- **Brief 1**: According to the food post, what is the address of Yuji's?
- **Brief 2**: Decide whether each statement agrees with the food post, answering yes or no and quoting the words that decide it: (a) Yuji's is a Japanese restaurant. (b) The octopus was simmered for six hours. (c) Akemi's favorite dish was the sushi.

- **Text provided**:

::::

These are some of the inspired dishes she’s been packing away…

Summer salad with olive oil, ginger balsamic, and chive blossoms

Summer salad with olive oil, ginger balsamic, and chive blossoms

Pea soup

Pea soup

Onion pie

Onion pie

Eight-hour octopus slow simmered in herbs and olive oil

Eight-hour octopus slow simmered in herbs and olive oil

Last night, we elected to take a break from the kitchen and headed over to our favorite Japanese restaurant: Yuji’s (2083 Alma St. Vancouver).  Some of the highlights of our meal…

Akemi's favorite = the salad rolls.

Akemi’s favorite = the salad rolls.

The maguro-avocado crepe.

The maguro-avocado crepe.

And the sushi.

And the sushi.

::::

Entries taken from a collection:

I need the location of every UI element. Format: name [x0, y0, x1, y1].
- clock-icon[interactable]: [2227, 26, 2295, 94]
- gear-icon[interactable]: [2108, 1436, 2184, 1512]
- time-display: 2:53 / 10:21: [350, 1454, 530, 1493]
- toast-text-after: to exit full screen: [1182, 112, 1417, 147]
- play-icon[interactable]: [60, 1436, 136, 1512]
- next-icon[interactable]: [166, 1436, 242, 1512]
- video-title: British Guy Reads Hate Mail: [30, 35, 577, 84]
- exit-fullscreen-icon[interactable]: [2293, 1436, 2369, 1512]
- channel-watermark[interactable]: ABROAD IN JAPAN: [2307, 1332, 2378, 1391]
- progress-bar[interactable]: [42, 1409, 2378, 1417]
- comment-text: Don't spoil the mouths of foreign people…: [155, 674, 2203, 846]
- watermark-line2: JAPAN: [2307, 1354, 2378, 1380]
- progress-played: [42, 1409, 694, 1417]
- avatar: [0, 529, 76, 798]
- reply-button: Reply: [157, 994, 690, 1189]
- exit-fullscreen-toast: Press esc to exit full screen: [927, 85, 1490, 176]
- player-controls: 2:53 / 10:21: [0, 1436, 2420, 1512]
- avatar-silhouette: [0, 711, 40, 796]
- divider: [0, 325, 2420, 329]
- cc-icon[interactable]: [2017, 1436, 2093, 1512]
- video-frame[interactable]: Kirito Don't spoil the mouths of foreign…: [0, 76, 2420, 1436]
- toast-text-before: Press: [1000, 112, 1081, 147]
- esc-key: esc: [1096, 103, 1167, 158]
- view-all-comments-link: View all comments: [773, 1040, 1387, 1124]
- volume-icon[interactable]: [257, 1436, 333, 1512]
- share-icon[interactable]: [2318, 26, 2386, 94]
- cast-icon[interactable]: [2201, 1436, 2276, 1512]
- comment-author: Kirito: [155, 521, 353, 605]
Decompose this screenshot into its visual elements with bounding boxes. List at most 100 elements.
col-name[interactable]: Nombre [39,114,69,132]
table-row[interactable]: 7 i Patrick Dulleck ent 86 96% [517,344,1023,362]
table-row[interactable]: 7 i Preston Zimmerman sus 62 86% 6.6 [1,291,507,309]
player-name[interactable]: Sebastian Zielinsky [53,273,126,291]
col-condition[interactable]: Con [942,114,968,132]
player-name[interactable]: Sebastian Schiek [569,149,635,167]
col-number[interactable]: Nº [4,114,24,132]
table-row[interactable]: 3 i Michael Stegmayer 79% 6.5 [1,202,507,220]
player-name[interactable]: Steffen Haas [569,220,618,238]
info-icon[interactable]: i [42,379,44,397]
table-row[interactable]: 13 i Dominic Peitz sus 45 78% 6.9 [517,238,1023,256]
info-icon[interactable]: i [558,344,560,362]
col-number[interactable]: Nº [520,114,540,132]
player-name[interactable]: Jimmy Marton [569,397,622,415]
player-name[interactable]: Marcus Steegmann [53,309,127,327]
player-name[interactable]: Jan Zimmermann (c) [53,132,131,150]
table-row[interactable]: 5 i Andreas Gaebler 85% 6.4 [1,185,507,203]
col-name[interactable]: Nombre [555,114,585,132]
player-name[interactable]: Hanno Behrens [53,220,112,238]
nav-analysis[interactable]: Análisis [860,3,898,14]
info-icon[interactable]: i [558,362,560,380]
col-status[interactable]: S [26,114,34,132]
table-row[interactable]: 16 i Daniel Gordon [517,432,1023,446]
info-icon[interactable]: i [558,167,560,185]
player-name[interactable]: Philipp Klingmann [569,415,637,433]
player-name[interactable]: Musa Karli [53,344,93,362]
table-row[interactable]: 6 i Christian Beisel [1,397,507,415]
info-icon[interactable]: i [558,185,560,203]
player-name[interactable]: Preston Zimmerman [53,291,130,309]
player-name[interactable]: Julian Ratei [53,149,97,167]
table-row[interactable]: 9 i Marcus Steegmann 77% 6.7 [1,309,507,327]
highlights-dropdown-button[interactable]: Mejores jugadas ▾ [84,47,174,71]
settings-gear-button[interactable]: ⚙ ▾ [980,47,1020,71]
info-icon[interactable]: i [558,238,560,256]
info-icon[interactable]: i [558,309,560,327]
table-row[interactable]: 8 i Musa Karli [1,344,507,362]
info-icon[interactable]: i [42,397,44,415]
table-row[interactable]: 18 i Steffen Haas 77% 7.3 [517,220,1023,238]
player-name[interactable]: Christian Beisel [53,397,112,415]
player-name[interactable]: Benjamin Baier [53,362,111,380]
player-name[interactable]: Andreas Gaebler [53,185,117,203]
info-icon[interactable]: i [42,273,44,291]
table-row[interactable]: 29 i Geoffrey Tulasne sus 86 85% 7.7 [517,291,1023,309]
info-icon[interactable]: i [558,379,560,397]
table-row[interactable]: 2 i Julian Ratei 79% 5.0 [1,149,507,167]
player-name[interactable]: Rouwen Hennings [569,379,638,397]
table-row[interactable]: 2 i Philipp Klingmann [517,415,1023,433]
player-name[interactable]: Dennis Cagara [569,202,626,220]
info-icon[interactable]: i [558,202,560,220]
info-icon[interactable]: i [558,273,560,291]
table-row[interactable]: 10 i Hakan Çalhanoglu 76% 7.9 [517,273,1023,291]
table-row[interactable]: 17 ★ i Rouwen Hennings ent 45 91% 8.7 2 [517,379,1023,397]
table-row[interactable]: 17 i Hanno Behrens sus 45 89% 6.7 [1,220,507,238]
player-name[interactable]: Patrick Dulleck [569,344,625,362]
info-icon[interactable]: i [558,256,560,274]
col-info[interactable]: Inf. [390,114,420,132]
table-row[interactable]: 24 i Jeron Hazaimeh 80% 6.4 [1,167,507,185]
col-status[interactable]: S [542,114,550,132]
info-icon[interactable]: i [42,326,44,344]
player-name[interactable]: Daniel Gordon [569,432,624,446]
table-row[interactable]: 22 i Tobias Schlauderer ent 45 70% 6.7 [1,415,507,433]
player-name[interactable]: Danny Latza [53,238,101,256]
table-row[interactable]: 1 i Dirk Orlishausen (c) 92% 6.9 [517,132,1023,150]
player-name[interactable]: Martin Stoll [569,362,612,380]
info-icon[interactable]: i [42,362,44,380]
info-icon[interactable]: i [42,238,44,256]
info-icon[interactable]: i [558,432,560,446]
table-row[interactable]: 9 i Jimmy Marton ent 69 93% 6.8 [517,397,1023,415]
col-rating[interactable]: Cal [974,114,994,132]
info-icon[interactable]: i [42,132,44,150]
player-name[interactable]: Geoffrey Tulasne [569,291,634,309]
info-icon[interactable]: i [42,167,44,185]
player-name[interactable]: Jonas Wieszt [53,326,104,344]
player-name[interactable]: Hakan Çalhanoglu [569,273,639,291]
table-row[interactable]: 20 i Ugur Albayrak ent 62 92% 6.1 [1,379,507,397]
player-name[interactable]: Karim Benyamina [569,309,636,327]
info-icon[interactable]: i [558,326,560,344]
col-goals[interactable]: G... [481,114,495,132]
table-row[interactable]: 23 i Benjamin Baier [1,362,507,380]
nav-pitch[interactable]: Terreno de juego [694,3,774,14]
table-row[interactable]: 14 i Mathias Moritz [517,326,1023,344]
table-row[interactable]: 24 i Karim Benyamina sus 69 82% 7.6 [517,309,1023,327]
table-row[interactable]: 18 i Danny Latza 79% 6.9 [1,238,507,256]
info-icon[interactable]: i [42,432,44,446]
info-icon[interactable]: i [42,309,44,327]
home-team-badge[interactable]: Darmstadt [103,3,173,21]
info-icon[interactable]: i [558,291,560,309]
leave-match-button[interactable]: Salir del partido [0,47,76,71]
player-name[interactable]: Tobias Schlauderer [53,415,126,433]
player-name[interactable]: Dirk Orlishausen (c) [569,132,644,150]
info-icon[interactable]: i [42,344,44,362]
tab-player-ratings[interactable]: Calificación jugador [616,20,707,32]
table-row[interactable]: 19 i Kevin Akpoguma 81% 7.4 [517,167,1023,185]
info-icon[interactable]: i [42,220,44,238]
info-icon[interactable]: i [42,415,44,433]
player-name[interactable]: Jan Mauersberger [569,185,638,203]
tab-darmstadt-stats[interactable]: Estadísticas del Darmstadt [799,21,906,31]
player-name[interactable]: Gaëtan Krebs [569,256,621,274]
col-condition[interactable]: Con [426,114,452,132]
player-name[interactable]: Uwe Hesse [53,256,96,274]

::::

- **Answer section 1**: 2083 Alma St. Vancouver

- **Answer section 2**:
(a) Yes: "our favorite Japanese restaurant: Yuji’s"
(b) No: "Eight-hour octopus slow simmered in herbs and olive oil"
(c) No: "Akemi's favorite = the salad rolls."